(Data records)
########################################

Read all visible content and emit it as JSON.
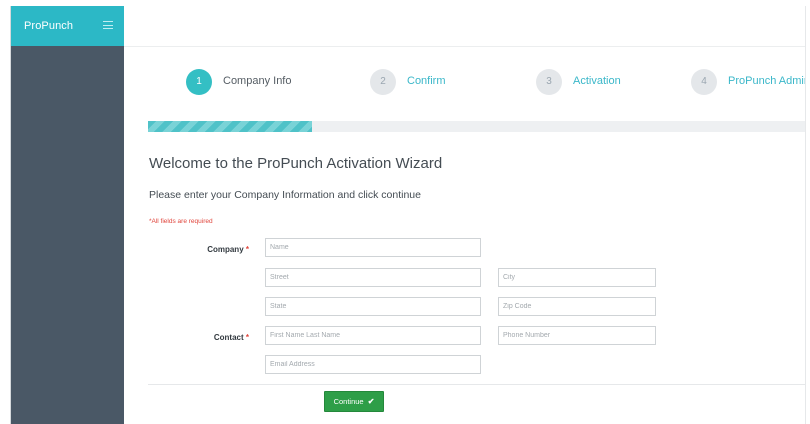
{
  "app": {
    "brand": "ProPunch"
  },
  "wizard": {
    "steps": [
      {
        "num": "1",
        "label": "Company Info",
        "active": true
      },
      {
        "num": "2",
        "label": "Confirm",
        "active": false
      },
      {
        "num": "3",
        "label": "Activation",
        "active": false
      },
      {
        "num": "4",
        "label": "ProPunch Admin",
        "active": false
      }
    ],
    "progress_fraction": 0.25
  },
  "form": {
    "title": "Welcome to the ProPunch Activation Wizard",
    "instructions": "Please enter your Company Information and click continue",
    "required_note": "*All fields are required",
    "company_label": "Company",
    "contact_label": "Contact",
    "required_mark": "*",
    "placeholders": {
      "name": "Name",
      "street": "Street",
      "city": "City",
      "state": "State",
      "zip": "Zip Code",
      "contact_name": "First Name Last Name",
      "phone": "Phone Number",
      "email": "Email Address"
    },
    "continue_label": "Continue",
    "continue_icon": "✔"
  },
  "colors": {
    "brand": "#2cb8c6",
    "sidebar": "#4a5866",
    "active_step": "#34bfc4",
    "link": "#3ab7c9",
    "required": "#e0453c",
    "continue": "#2e9e48"
  }
}
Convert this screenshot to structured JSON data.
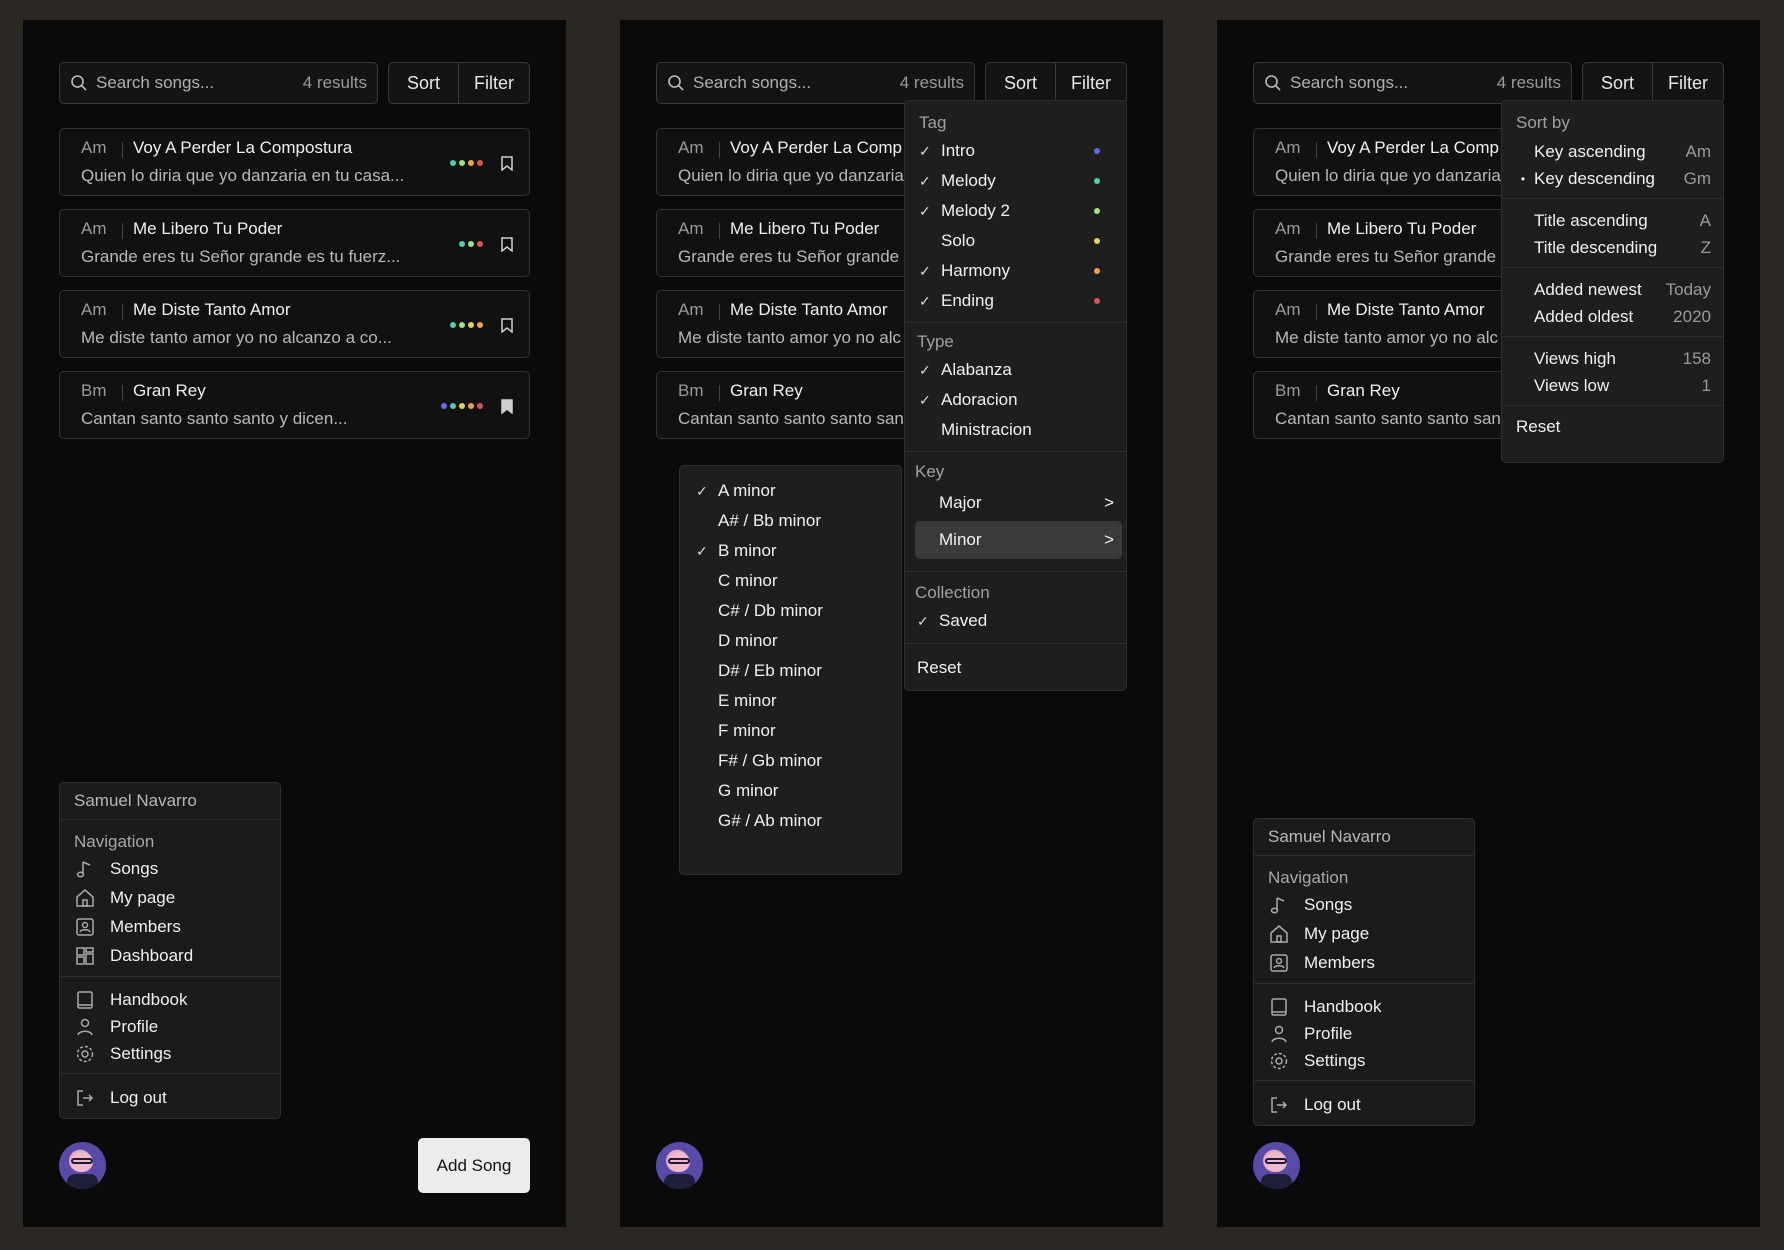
{
  "search": {
    "placeholder": "Search songs...",
    "count": "4 results"
  },
  "toolbar": {
    "sort_label": "Sort",
    "filter_label": "Filter"
  },
  "songs": [
    {
      "key": "Am",
      "title": "Voy A Perder La Compostura",
      "title_short": "Voy A Perder La Comp",
      "lyric": "Quien lo diria que yo danzaria en tu casa...",
      "lyric_short": "Quien lo diria que yo danzaria",
      "lyric_short3": "Quien lo diria que yo danzaria",
      "dots": [
        "#4cd1a8",
        "#9fe08a",
        "#f0a050",
        "#e05050"
      ],
      "saved": false
    },
    {
      "key": "Am",
      "title": "Me Libero Tu Poder",
      "title_short": "Me Libero Tu Poder",
      "lyric": "Grande eres tu Señor grande es tu fuerz...",
      "lyric_short": "Grande eres tu Señor grande",
      "lyric_short3": "Grande eres tu Señor grande",
      "dots": [
        "#4cd1a8",
        "#9fe08a",
        "#e05050"
      ],
      "saved": false
    },
    {
      "key": "Am",
      "title": "Me Diste Tanto Amor",
      "title_short": "Me Diste Tanto Amor",
      "lyric": "Me diste tanto amor yo no alcanzo a co...",
      "lyric_short": "Me diste tanto amor yo no alc",
      "lyric_short3": "Me diste tanto amor yo no alc",
      "dots": [
        "#4cd1a8",
        "#9fe08a",
        "#e8d060",
        "#f0a050"
      ],
      "saved": false
    },
    {
      "key": "Bm",
      "title": "Gran Rey",
      "title_short": "Gran Rey",
      "lyric": "Cantan santo santo santo y dicen...",
      "lyric_short": "Cantan santo santo santo san",
      "lyric_short3": "Cantan santo santo santo san",
      "dots": [
        "#5a6cf0",
        "#4cd1a8",
        "#e8d060",
        "#f0a050",
        "#e05050"
      ],
      "saved": true
    }
  ],
  "user_menu": {
    "user_name": "Samuel Navarro",
    "nav_header": "Navigation",
    "songs": "Songs",
    "my_page": "My page",
    "members": "Members",
    "dashboard": "Dashboard",
    "handbook": "Handbook",
    "profile": "Profile",
    "settings": "Settings",
    "logout": "Log out"
  },
  "add_song_label": "Add Song",
  "filter_menu": {
    "tag_header": "Tag",
    "tags": [
      {
        "label": "Intro",
        "checked": true,
        "color": "#5a6cf0"
      },
      {
        "label": "Melody",
        "checked": true,
        "color": "#4cd1a8"
      },
      {
        "label": "Melody 2",
        "checked": true,
        "color": "#9fe08a"
      },
      {
        "label": "Solo",
        "checked": false,
        "color": "#e8d060"
      },
      {
        "label": "Harmony",
        "checked": true,
        "color": "#f0a050"
      },
      {
        "label": "Ending",
        "checked": true,
        "color": "#e05050"
      }
    ],
    "type_header": "Type",
    "types": [
      {
        "label": "Alabanza",
        "checked": true
      },
      {
        "label": "Adoracion",
        "checked": true
      },
      {
        "label": "Ministracion",
        "checked": false
      }
    ],
    "key_header": "Key",
    "major": "Major",
    "minor": "Minor",
    "arrow": ">",
    "collection_header": "Collection",
    "saved": "Saved",
    "reset": "Reset"
  },
  "minor_keys": [
    {
      "label": "A minor",
      "checked": true
    },
    {
      "label": "A# / Bb minor",
      "checked": false
    },
    {
      "label": "B minor",
      "checked": true
    },
    {
      "label": "C minor",
      "checked": false
    },
    {
      "label": "C# / Db minor",
      "checked": false
    },
    {
      "label": "D minor",
      "checked": false
    },
    {
      "label": "D# / Eb minor",
      "checked": false
    },
    {
      "label": "E minor",
      "checked": false
    },
    {
      "label": "F minor",
      "checked": false
    },
    {
      "label": "F# / Gb minor",
      "checked": false
    },
    {
      "label": "G minor",
      "checked": false
    },
    {
      "label": "G# / Ab minor",
      "checked": false
    }
  ],
  "sort_menu": {
    "header": "Sort by",
    "groups": [
      [
        {
          "label": "Key ascending",
          "value": "Am",
          "selected": false
        },
        {
          "label": "Key descending",
          "value": "Gm",
          "selected": true
        }
      ],
      [
        {
          "label": "Title ascending",
          "value": "A",
          "selected": false
        },
        {
          "label": "Title descending",
          "value": "Z",
          "selected": false
        }
      ],
      [
        {
          "label": "Added newest",
          "value": "Today",
          "selected": false
        },
        {
          "label": "Added oldest",
          "value": "2020",
          "selected": false
        }
      ],
      [
        {
          "label": "Views high",
          "value": "158",
          "selected": false
        },
        {
          "label": "Views low",
          "value": "1",
          "selected": false
        }
      ]
    ],
    "reset": "Reset",
    "check_glyph": "✓",
    "bullet_glyph": "•"
  }
}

########################################

Instructions to follow -> Without the pictures, repeat all the records word for word.

Answer to the exercise ->
Read all visible content and emit it as JSON.
{
  "app": {
    "brand": "ProPunch"
  },
  "wizard": {
    "steps": [
      {
        "num": "1",
        "label": "Company Info",
        "active": true
      },
      {
        "num": "2",
        "label": "Confirm",
        "active": false
      },
      {
        "num": "3",
        "label": "Activation",
        "active": false
      },
      {
        "num": "4",
        "label": "ProPunch Admin",
        "active": false
      }
    ],
    "progress_fraction": 0.25
  },
  "form": {
    "title": "Welcome to the ProPunch Activation Wizard",
    "instructions": "Please enter your Company Information and click continue",
    "required_note": "*All fields are required",
    "company_label": "Company",
    "contact_label": "Contact",
    "required_mark": "*",
    "placeholders": {
      "name": "Name",
      "street": "Street",
      "city": "City",
      "state": "State",
      "zip": "Zip Code",
      "contact_name": "First Name Last Name",
      "phone": "Phone Number",
      "email": "Email Address"
    },
    "continue_label": "Continue",
    "continue_icon": "✔"
  },
  "colors": {
    "brand": "#2cb8c6",
    "sidebar": "#4a5866",
    "active_step": "#34bfc4",
    "link": "#3ab7c9",
    "required": "#e0453c",
    "continue": "#2e9e48"
  }
}
Convert this screenshot to structured JSON data.
{
  "search": {
    "placeholder": "Search songs...",
    "count": "4 results"
  },
  "toolbar": {
    "sort_label": "Sort",
    "filter_label": "Filter"
  },
  "songs": [
    {
      "key": "Am",
      "title": "Voy A Perder La Compostura",
      "title_short": "Voy A Perder La Comp",
      "lyric": "Quien lo diria que yo danzaria en tu casa...",
      "lyric_short": "Quien lo diria que yo danzaria",
      "lyric_short3": "Quien lo diria que yo danzaria",
      "dots": [
        "#4cd1a8",
        "#9fe08a",
        "#f0a050",
        "#e05050"
      ],
      "saved": false
    },
    {
      "key": "Am",
      "title": "Me Libero Tu Poder",
      "title_short": "Me Libero Tu Poder",
      "lyric": "Grande eres tu Señor grande es tu fuerz...",
      "lyric_short": "Grande eres tu Señor grande",
      "lyric_short3": "Grande eres tu Señor grande",
      "dots": [
        "#4cd1a8",
        "#9fe08a",
        "#e05050"
      ],
      "saved": false
    },
    {
      "key": "Am",
      "title": "Me Diste Tanto Amor",
      "title_short": "Me Diste Tanto Amor",
      "lyric": "Me diste tanto amor yo no alcanzo a co...",
      "lyric_short": "Me diste tanto amor yo no alc",
      "lyric_short3": "Me diste tanto amor yo no alc",
      "dots": [
        "#4cd1a8",
        "#9fe08a",
        "#e8d060",
        "#f0a050"
      ],
      "saved": false
    },
    {
      "key": "Bm",
      "title": "Gran Rey",
      "title_short": "Gran Rey",
      "lyric": "Cantan santo santo santo y dicen...",
      "lyric_short": "Cantan santo santo santo san",
      "lyric_short3": "Cantan santo santo santo san",
      "dots": [
        "#5a6cf0",
        "#4cd1a8",
        "#e8d060",
        "#f0a050",
        "#e05050"
      ],
      "saved": true
    }
  ],
  "user_menu": {
    "user_name": "Samuel Navarro",
    "nav_header": "Navigation",
    "songs": "Songs",
    "my_page": "My page",
    "members": "Members",
    "dashboard": "Dashboard",
    "handbook": "Handbook",
    "profile": "Profile",
    "settings": "Settings",
    "logout": "Log out"
  },
  "add_song_label": "Add Song",
  "filter_menu": {
    "tag_header": "Tag",
    "tags": [
      {
        "label": "Intro",
        "checked": true,
        "color": "#5a6cf0"
      },
      {
        "label": "Melody",
        "checked": true,
        "color": "#4cd1a8"
      },
      {
        "label": "Melody 2",
        "checked": true,
        "color": "#9fe08a"
      },
      {
        "label": "Solo",
        "checked": false,
        "color": "#e8d060"
      },
      {
        "label": "Harmony",
        "checked": true,
        "color": "#f0a050"
      },
      {
        "label": "Ending",
        "checked": true,
        "color": "#e05050"
      }
    ],
    "type_header": "Type",
    "types": [
      {
        "label": "Alabanza",
        "checked": true
      },
      {
        "label": "Adoracion",
        "checked": true
      },
      {
        "label": "Ministracion",
        "checked": false
      }
    ],
    "key_header": "Key",
    "major": "Major",
    "minor": "Minor",
    "arrow": ">",
    "collection_header": "Collection",
    "saved": "Saved",
    "reset": "Reset"
  },
  "minor_keys": [
    {
      "label": "A minor",
      "checked": true
    },
    {
      "label": "A# / Bb minor",
      "checked": false
    },
    {
      "label": "B minor",
      "checked": true
    },
    {
      "label": "C minor",
      "checked": false
    },
    {
      "label": "C# / Db minor",
      "checked": false
    },
    {
      "label": "D minor",
      "checked": false
    },
    {
      "label": "D# / Eb minor",
      "checked": false
    },
    {
      "label": "E minor",
      "checked": false
    },
    {
      "label": "F minor",
      "checked": false
    },
    {
      "label": "F# / Gb minor",
      "checked": false
    },
    {
      "label": "G minor",
      "checked": false
    },
    {
      "label": "G# / Ab minor",
      "checked": false
    }
  ],
  "sort_menu": {
    "header": "Sort by",
    "groups": [
      [
        {
          "label": "Key ascending",
          "value": "Am",
          "selected": false
        },
        {
          "label": "Key descending",
          "value": "Gm",
          "selected": true
        }
      ],
      [
        {
          "label": "Title ascending",
          "value": "A",
          "selected": false
        },
        {
          "label": "Title descending",
          "value": "Z",
          "selected": false
        }
      ],
      [
        {
          "label": "Added newest",
          "value": "Today",
          "selected": false
        },
        {
          "label": "Added oldest",
          "value": "2020",
          "selected": false
        }
      ],
      [
        {
          "label": "Views high",
          "value": "158",
          "selected": false
        },
        {
          "label": "Views low",
          "value": "1",
          "selected": false
        }
      ]
    ],
    "reset": "Reset",
    "check_glyph": "✓",
    "bullet_glyph": "•"
  }
}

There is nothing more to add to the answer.